• EXERCISE DIRECTIONS
Every record must be repeated exactly, with no omission.

Data entries:
= = = =

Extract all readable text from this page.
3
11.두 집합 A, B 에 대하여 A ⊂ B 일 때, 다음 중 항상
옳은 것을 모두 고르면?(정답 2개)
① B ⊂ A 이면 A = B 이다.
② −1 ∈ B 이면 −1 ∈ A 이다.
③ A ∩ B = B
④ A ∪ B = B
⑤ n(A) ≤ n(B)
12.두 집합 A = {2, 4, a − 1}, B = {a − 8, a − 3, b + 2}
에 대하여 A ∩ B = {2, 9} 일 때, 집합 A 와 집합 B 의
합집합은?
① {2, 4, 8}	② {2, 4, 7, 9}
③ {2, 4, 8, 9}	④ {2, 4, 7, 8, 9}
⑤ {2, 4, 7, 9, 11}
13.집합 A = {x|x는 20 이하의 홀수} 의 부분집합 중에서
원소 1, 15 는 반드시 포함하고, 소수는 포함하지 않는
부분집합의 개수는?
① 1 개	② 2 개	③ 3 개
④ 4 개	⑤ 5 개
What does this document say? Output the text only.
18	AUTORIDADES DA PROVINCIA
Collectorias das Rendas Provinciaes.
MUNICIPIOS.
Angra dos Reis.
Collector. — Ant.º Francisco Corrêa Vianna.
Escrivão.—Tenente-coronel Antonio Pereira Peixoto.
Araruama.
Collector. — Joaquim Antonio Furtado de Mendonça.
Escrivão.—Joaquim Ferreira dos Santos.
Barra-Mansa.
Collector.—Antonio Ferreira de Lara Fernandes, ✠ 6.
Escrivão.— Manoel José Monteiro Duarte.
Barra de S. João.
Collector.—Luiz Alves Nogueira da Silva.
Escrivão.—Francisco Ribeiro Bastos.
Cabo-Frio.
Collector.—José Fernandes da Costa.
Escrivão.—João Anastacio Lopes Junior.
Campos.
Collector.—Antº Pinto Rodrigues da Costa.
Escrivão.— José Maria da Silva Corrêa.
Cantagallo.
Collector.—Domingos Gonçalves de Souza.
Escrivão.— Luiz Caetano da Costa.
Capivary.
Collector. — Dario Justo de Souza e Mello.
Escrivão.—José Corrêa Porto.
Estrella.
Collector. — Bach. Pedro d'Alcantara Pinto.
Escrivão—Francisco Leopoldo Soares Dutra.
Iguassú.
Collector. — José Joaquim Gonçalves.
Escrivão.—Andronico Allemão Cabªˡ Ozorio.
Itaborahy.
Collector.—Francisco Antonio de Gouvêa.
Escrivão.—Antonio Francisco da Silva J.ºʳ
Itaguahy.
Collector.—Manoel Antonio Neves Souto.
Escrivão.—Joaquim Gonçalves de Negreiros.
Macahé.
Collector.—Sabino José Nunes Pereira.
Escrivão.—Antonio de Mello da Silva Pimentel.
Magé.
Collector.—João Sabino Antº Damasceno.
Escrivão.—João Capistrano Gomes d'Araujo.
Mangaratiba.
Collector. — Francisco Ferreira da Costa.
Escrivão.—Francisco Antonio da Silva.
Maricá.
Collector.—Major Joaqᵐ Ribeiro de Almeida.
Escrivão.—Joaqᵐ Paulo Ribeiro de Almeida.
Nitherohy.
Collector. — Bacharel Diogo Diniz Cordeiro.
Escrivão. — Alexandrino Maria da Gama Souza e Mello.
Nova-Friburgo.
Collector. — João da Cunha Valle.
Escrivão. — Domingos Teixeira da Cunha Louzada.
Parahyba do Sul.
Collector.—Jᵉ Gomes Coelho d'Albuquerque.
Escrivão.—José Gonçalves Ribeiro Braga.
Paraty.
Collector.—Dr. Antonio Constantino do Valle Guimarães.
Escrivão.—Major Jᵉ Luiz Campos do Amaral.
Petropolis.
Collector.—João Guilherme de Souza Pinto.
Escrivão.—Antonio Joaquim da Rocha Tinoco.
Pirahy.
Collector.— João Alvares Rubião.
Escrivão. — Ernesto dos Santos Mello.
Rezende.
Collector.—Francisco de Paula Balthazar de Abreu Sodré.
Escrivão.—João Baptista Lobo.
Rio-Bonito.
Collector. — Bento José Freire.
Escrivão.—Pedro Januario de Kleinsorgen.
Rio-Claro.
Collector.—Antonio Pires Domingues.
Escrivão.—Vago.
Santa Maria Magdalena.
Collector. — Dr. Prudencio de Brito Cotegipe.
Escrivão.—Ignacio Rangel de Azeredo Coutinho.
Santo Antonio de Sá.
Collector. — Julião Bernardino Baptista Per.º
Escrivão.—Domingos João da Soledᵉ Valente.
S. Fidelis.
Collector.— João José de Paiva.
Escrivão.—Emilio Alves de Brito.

= = = =

• COMPLETED TASK
Extract all readable text from this page.
3
11.두 집합 A, B 에 대하여 A ⊂ B 일 때, 다음 중 항상
옳은 것을 모두 고르면?(정답 2개)
① B ⊂ A 이면 A = B 이다.
② −1 ∈ B 이면 −1 ∈ A 이다.
③ A ∩ B = B
④ A ∪ B = B
⑤ n(A) ≤ n(B)
12.두 집합 A = {2, 4, a − 1}, B = {a − 8, a − 3, b + 2}
에 대하여 A ∩ B = {2, 9} 일 때, 집합 A 와 집합 B 의
합집합은?
① {2, 4, 8}	② {2, 4, 7, 9}
③ {2, 4, 8, 9}	④ {2, 4, 7, 8, 9}
⑤ {2, 4, 7, 9, 11}
13.집합 A = {x|x는 20 이하의 홀수} 의 부분집합 중에서
원소 1, 15 는 반드시 포함하고, 소수는 포함하지 않는
부분집합의 개수는?
① 1 개	② 2 개	③ 3 개
④ 4 개	⑤ 5 개
What does this document say? Output the text only.
18	AUTORIDADES DA PROVINCIA
Collectorias das Rendas Provinciaes.
MUNICIPIOS.
Angra dos Reis.
Collector. — Ant.º Francisco Corrêa Vianna.
Escrivão.—Tenente-coronel Antonio Pereira Peixoto.
Araruama.
Collector. — Joaquim Antonio Furtado de Mendonça.
Escrivão.—Joaquim Ferreira dos Santos.
Barra-Mansa.
Collector.—Antonio Ferreira de Lara Fernandes, ✠ 6.
Escrivão.— Manoel José Monteiro Duarte.
Barra de S. João.
Collector.—Luiz Alves Nogueira da Silva.
Escrivão.—Francisco Ribeiro Bastos.
Cabo-Frio.
Collector.—José Fernandes da Costa.
Escrivão.—João Anastacio Lopes Junior.
Campos.
Collector.—Antº Pinto Rodrigues da Costa.
Escrivão.— José Maria da Silva Corrêa.
Cantagallo.
Collector.—Domingos Gonçalves de Souza.
Escrivão.— Luiz Caetano da Costa.
Capivary.
Collector. — Dario Justo de Souza e Mello.
Escrivão.—José Corrêa Porto.
Estrella.
Collector. — Bach. Pedro d'Alcantara Pinto.
Escrivão—Francisco Leopoldo Soares Dutra.
Iguassú.
Collector. — José Joaquim Gonçalves.
Escrivão.—Andronico Allemão Cabªˡ Ozorio.
Itaborahy.
Collector.—Francisco Antonio de Gouvêa.
Escrivão.—Antonio Francisco da Silva J.ºʳ
Itaguahy.
Collector.—Manoel Antonio Neves Souto.
Escrivão.—Joaquim Gonçalves de Negreiros.
Macahé.
Collector.—Sabino José Nunes Pereira.
Escrivão.—Antonio de Mello da Silva Pimentel.
Magé.
Collector.—João Sabino Antº Damasceno.
Escrivão.—João Capistrano Gomes d'Araujo.
Mangaratiba.
Collector. — Francisco Ferreira da Costa.
Escrivão.—Francisco Antonio da Silva.
Maricá.
Collector.—Major Joaqᵐ Ribeiro de Almeida.
Escrivão.—Joaqᵐ Paulo Ribeiro de Almeida.
Nitherohy.
Collector. — Bacharel Diogo Diniz Cordeiro.
Escrivão. — Alexandrino Maria da Gama Souza e Mello.
Nova-Friburgo.
Collector. — João da Cunha Valle.
Escrivão. — Domingos Teixeira da Cunha Louzada.
Parahyba do Sul.
Collector.—Jᵉ Gomes Coelho d'Albuquerque.
Escrivão.—José Gonçalves Ribeiro Braga.
Paraty.
Collector.—Dr. Antonio Constantino do Valle Guimarães.
Escrivão.—Major Jᵉ Luiz Campos do Amaral.
Petropolis.
Collector.—João Guilherme de Souza Pinto.
Escrivão.—Antonio Joaquim da Rocha Tinoco.
Pirahy.
Collector.— João Alvares Rubião.
Escrivão. — Ernesto dos Santos Mello.
Rezende.
Collector.—Francisco de Paula Balthazar de Abreu Sodré.
Escrivão.—João Baptista Lobo.
Rio-Bonito.
Collector. — Bento José Freire.
Escrivão.—Pedro Januario de Kleinsorgen.
Rio-Claro.
Collector.—Antonio Pires Domingues.
Escrivão.—Vago.
Santa Maria Magdalena.
Collector. — Dr. Prudencio de Brito Cotegipe.
Escrivão.—Ignacio Rangel de Azeredo Coutinho.
Santo Antonio de Sá.
Collector. — Julião Bernardino Baptista Per.º
Escrivão.—Domingos João da Soledᵉ Valente.
S. Fidelis.
Collector.— João José de Paiva.
Escrivão.—Emilio Alves de Brito.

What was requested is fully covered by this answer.